(Dataset items)

::::

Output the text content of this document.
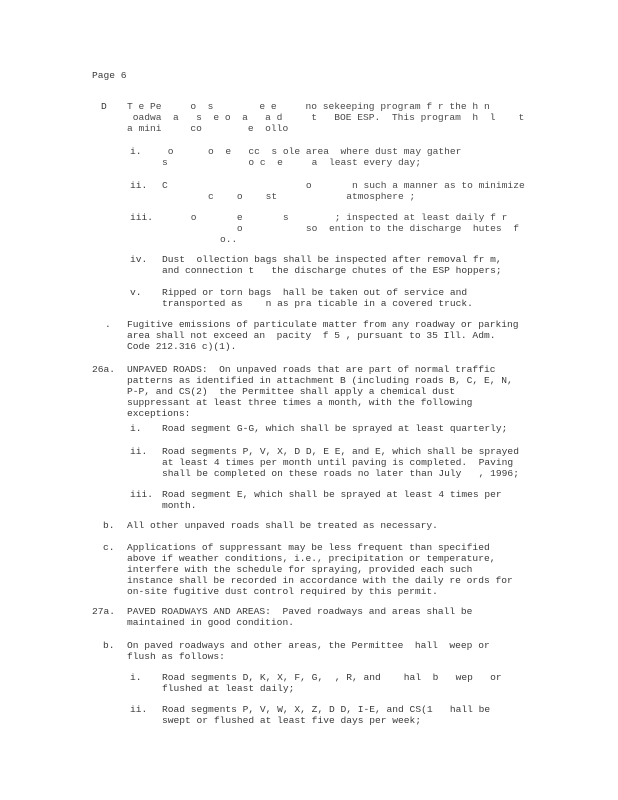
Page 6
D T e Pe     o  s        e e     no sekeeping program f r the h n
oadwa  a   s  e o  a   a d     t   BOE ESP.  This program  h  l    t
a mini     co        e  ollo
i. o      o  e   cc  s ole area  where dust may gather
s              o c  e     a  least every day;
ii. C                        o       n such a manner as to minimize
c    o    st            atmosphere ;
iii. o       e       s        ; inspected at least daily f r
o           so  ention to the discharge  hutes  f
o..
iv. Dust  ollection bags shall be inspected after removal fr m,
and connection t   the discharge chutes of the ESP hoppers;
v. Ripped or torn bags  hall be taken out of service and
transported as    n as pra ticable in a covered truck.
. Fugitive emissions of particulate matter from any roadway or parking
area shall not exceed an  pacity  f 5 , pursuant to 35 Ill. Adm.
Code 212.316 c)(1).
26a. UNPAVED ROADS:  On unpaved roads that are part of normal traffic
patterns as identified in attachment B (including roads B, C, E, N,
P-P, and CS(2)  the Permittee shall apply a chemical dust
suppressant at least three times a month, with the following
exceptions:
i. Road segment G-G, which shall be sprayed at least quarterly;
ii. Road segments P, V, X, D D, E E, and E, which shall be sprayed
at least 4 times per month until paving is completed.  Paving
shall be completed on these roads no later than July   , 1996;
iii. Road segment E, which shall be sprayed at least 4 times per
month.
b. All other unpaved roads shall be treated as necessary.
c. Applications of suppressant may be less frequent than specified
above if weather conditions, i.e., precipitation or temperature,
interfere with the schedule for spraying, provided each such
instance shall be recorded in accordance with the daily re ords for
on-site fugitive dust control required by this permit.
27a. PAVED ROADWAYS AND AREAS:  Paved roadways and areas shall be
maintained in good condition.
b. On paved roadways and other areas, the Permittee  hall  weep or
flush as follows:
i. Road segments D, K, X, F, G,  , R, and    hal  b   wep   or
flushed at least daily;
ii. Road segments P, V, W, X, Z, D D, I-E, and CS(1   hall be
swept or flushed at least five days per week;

::::

### Required task
Set down the material exactly, every line of it, except for the pictures.

### Expected answer
Output the text content of this document.
Page 6
D T e Pe     o  s        e e     no sekeeping program f r the h n
oadwa  a   s  e o  a   a d     t   BOE ESP.  This program  h  l    t
a mini     co        e  ollo
i. o      o  e   cc  s ole area  where dust may gather
s              o c  e     a  least every day;
ii. C                        o       n such a manner as to minimize
c    o    st            atmosphere ;
iii. o       e       s        ; inspected at least daily f r
o           so  ention to the discharge  hutes  f
o..
iv. Dust  ollection bags shall be inspected after removal fr m,
and connection t   the discharge chutes of the ESP hoppers;
v. Ripped or torn bags  hall be taken out of service and
transported as    n as pra ticable in a covered truck.
. Fugitive emissions of particulate matter from any roadway or parking
area shall not exceed an  pacity  f 5 , pursuant to 35 Ill. Adm.
Code 212.316 c)(1).
26a. UNPAVED ROADS:  On unpaved roads that are part of normal traffic
patterns as identified in attachment B (including roads B, C, E, N,
P-P, and CS(2)  the Permittee shall apply a chemical dust
suppressant at least three times a month, with the following
exceptions:
i. Road segment G-G, which shall be sprayed at least quarterly;
ii. Road segments P, V, X, D D, E E, and E, which shall be sprayed
at least 4 times per month until paving is completed.  Paving
shall be completed on these roads no later than July   , 1996;
iii. Road segment E, which shall be sprayed at least 4 times per
month.
b. All other unpaved roads shall be treated as necessary.
c. Applications of suppressant may be less frequent than specified
above if weather conditions, i.e., precipitation or temperature,
interfere with the schedule for spraying, provided each such
instance shall be recorded in accordance with the daily re ords for
on-site fugitive dust control required by this permit.
27a. PAVED ROADWAYS AND AREAS:  Paved roadways and areas shall be
maintained in good condition.
b. On paved roadways and other areas, the Permittee  hall  weep or
flush as follows:
i. Road segments D, K, X, F, G,  , R, and    hal  b   wep   or
flushed at least daily;
ii. Road segments P, V, W, X, Z, D D, I-E, and CS(1   hall be
swept or flushed at least five days per week;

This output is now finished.